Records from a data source
◆ ◆ ◆ ◆

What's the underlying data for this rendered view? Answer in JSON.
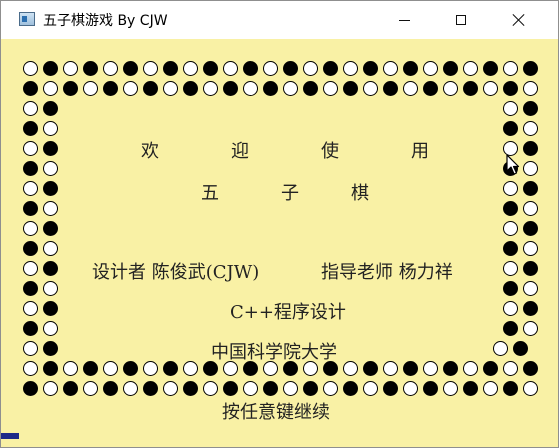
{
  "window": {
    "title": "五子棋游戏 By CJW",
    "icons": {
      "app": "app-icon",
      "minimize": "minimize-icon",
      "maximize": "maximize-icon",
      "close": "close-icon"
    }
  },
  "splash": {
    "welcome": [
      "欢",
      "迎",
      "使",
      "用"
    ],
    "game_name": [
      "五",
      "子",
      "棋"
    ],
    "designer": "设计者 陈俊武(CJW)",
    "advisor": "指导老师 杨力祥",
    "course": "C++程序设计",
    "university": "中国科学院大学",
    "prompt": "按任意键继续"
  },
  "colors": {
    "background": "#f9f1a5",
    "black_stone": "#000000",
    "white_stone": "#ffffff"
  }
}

◆ ◆ ◆ ◆

## Written exercise:
Exclude the pictures. Write out the remaining data exactly.

## The answer:
What's the underlying data for this rendered view? Answer in JSON.
{
  "window": {
    "title": "五子棋游戏 By CJW",
    "icons": {
      "app": "app-icon",
      "minimize": "minimize-icon",
      "maximize": "maximize-icon",
      "close": "close-icon"
    }
  },
  "splash": {
    "welcome": [
      "欢",
      "迎",
      "使",
      "用"
    ],
    "game_name": [
      "五",
      "子",
      "棋"
    ],
    "designer": "设计者 陈俊武(CJW)",
    "advisor": "指导老师 杨力祥",
    "course": "C++程序设计",
    "university": "中国科学院大学",
    "prompt": "按任意键继续"
  },
  "colors": {
    "background": "#f9f1a5",
    "black_stone": "#000000",
    "white_stone": "#ffffff"
  }
}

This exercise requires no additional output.